Hero During Yongle Period () is a 2003 Chinese historical romance television series directed by Yu Min, produced by Zhang Jizhong, and starring Liu Tao, Bao Jianfeng, Kou Shixun, Liu Xiaoqing, Tang Guoqiang, and Chen Long. The television series picks up the story of Princess Man'er, the daughter of Yongle Emperor, who was married to Feng Tianci while they inspected the conditions of the people in the south of the Yangtze River.

Synopsis
After Hongwu Emperor died on June 24, 1398, his grandson Zhu Yunwen ascended the throne as the second emperor of the Ming dynasty, his reign did not last long: an attempt to restrain his uncles led to the Jingnan rebellion. The Jianwen Emperor was eventually overthrown by one of his uncles, Zhu Di, who was then enthroned as the Yongle Emperor. Yongle Emperor has a daughter, Princess Man'er, she is a mischievous girl. When they inspected the conditions of the people in the south of the Yangtze River, she falls in love with Feng Tianci, a childhood playmate who led the Ming army defeated the Mongols.

Cast

Main
 Liu Tao as Princess Man'er, daughter of Yongle Emperor.
══════
■ Short problem 1: According to the article on the television series, why was Zhu Yunwen's reign short? Answer in one to three sentences.
■ Short problem 2: Carry on the article about the television series, starting after its last cast entry.
══════
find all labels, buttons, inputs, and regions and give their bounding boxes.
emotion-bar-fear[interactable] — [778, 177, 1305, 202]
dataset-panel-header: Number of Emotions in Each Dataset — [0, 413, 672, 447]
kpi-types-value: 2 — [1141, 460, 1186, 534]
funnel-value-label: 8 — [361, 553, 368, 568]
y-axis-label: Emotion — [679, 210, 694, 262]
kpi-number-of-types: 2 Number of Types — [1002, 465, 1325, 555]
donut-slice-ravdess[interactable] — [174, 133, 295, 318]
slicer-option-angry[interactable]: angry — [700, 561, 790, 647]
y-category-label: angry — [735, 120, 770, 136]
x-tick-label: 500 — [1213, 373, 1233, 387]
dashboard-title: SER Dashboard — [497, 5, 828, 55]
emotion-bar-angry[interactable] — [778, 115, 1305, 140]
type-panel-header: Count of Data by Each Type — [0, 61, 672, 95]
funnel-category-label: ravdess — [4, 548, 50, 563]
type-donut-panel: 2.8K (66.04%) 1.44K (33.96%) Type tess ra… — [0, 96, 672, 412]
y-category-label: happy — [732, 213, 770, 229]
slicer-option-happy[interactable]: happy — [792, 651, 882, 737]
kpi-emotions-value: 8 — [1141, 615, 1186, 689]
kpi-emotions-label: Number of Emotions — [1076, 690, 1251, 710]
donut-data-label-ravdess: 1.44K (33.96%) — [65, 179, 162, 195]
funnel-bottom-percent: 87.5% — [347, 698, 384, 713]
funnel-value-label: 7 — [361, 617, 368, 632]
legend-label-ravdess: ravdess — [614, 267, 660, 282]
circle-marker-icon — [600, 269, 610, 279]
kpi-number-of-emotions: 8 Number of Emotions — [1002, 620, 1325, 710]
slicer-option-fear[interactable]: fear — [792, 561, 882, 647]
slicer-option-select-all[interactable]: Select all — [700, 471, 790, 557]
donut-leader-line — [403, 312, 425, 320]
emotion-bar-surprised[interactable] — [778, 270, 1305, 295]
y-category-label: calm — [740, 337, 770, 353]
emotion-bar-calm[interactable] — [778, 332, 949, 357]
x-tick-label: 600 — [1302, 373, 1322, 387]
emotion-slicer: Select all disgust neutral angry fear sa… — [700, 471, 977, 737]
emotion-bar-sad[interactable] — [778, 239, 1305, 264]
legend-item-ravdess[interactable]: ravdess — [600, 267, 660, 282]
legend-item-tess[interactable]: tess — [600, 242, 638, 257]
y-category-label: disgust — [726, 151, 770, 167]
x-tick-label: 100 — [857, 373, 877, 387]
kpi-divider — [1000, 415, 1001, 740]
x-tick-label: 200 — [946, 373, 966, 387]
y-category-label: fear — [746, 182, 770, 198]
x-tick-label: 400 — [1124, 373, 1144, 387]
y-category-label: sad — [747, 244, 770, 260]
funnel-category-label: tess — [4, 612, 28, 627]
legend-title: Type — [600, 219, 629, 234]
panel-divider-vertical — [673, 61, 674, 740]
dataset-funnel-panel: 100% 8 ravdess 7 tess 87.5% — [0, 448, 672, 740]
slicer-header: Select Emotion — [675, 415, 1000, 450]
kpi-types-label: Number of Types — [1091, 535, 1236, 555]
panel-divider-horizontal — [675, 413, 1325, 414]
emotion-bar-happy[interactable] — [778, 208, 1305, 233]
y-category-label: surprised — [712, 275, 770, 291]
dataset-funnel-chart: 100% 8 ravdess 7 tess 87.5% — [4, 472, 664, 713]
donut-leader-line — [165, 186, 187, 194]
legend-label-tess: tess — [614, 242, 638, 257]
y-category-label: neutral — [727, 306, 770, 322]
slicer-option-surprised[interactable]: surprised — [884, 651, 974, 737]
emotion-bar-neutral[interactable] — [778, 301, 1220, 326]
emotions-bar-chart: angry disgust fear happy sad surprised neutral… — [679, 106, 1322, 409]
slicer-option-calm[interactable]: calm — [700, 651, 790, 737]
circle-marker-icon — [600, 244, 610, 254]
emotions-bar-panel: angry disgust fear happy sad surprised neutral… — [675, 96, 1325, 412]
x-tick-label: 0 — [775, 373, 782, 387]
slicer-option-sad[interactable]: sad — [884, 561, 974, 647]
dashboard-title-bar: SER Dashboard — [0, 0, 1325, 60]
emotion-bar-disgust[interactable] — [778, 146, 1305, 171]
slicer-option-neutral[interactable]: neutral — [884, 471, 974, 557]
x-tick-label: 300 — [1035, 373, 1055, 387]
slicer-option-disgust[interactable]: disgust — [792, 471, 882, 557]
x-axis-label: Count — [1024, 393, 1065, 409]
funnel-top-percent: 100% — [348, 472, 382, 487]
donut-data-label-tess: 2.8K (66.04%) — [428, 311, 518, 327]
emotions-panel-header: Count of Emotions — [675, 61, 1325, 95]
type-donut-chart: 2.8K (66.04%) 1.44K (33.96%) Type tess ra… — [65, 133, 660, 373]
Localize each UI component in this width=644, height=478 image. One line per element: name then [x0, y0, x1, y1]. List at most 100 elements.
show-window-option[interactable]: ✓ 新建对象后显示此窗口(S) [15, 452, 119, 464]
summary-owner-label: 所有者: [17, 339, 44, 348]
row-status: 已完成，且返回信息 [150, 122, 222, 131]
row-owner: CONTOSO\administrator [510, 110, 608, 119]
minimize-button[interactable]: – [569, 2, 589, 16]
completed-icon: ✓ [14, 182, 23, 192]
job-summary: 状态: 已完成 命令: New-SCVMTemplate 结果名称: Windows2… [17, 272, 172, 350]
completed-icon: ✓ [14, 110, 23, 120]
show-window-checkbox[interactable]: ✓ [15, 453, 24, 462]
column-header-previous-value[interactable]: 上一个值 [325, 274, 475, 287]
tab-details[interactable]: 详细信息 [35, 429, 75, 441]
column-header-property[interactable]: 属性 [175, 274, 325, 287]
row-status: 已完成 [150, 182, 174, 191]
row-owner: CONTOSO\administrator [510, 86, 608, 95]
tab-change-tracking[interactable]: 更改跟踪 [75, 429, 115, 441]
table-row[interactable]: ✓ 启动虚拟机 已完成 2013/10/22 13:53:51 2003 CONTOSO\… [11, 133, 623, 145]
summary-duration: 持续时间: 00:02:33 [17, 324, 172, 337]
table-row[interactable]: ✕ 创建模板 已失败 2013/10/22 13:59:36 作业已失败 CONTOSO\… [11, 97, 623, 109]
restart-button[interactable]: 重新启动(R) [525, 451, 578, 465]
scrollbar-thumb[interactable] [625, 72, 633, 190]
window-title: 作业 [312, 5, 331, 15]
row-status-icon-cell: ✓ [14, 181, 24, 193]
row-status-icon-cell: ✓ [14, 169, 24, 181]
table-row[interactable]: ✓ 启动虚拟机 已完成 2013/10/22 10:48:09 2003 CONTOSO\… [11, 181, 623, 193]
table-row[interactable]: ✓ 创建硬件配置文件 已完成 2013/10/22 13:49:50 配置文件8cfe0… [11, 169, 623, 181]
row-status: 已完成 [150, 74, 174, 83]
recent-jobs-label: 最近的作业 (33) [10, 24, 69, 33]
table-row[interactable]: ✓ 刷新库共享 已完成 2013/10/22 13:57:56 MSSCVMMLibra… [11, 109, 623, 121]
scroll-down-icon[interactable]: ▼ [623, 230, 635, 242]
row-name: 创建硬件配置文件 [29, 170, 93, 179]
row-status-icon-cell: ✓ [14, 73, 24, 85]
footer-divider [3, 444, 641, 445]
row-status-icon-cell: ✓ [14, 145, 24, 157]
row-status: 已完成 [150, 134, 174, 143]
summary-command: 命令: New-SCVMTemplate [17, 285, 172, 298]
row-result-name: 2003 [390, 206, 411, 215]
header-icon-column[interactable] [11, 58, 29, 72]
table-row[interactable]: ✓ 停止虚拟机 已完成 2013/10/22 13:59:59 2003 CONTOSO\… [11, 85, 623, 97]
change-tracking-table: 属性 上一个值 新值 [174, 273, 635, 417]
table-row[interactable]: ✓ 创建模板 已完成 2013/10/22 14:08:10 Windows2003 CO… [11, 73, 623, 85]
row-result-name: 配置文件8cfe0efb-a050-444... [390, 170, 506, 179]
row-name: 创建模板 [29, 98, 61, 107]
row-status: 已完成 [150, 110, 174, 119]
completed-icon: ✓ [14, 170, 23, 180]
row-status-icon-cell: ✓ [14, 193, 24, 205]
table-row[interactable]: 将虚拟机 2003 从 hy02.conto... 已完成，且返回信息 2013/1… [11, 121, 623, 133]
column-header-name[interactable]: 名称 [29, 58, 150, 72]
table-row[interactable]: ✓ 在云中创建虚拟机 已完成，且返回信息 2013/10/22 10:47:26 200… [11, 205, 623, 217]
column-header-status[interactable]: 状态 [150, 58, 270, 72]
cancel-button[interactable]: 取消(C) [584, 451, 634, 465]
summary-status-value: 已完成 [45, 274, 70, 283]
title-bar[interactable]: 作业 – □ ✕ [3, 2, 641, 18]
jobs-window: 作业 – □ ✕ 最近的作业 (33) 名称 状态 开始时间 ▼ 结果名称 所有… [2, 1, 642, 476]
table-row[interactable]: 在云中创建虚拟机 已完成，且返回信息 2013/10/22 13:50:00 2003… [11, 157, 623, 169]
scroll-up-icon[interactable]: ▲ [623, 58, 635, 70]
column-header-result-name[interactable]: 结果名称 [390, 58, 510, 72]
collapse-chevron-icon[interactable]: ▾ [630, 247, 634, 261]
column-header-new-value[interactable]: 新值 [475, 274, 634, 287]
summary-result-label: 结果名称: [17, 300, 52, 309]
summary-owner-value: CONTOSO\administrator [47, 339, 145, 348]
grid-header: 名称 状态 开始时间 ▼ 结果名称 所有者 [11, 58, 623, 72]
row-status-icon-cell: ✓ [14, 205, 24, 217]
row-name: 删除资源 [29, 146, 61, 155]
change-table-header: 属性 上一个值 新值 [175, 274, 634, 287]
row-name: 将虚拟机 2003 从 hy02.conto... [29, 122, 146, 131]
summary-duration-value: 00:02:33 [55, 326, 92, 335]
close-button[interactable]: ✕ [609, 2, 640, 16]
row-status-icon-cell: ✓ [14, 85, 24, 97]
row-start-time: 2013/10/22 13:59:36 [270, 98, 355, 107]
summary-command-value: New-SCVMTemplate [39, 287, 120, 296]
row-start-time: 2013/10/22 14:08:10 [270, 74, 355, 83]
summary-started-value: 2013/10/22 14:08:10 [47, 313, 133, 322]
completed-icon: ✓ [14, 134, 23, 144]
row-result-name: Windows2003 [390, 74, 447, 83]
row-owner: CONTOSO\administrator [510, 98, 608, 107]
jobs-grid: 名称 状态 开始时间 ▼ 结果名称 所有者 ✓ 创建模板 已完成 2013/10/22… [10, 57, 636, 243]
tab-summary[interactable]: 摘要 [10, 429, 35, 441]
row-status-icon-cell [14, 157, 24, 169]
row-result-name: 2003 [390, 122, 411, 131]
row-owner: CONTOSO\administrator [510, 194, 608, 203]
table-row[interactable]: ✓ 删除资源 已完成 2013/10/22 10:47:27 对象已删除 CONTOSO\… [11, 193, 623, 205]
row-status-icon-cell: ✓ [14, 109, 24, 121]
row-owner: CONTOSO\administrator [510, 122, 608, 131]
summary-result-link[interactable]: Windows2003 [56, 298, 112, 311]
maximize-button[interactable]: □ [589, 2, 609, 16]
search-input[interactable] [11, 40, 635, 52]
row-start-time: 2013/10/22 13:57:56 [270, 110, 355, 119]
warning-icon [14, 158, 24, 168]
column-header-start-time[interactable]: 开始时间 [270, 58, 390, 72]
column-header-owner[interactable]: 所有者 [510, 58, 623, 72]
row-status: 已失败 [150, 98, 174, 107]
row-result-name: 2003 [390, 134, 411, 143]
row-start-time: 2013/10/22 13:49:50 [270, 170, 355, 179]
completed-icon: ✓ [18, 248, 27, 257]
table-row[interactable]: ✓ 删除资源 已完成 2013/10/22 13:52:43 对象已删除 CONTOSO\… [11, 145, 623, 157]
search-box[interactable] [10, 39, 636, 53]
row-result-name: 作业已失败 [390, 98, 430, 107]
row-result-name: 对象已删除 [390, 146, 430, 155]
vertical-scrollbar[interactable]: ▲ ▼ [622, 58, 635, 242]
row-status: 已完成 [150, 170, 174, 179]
══════
■ Exercise answer 1: His reign was short because his attempt to restrain his uncles led to the Jingnan rebellion. During that conflict, his uncle Zhu Di overthrew him and took the throne as the Yongle Emperor.

■ Exercise answer 2:
 Bao Jianfeng as Feng Tianci, husband of Princess Man'er.
 Kou Shixun as Yongle Emperor, father of Princess Man'er, he loves Jin Niang.
 Liu Xiaoqing as Jin Niang, the hostess of Wanggui Pavilion, a boite in Peking. She loves Hu Bugui, an officer in the Jianwen Period.
 Tang Guoqiang as Jianwen Emperor.
 Chen Long as Xuande Emperor.

Supporting
 Yan Danchen as Tie Hanyan
 Ma Ling as Concubine Ji
 Qiu Yongli as Ji Gang
 Niu Piao as Hu Bugui
 Ren Silu as Liu Mengru
 Yang Rong as Ling'er
 Li Qi as Feng Yidao
 Li Qingqing as Feng Tianci's mother.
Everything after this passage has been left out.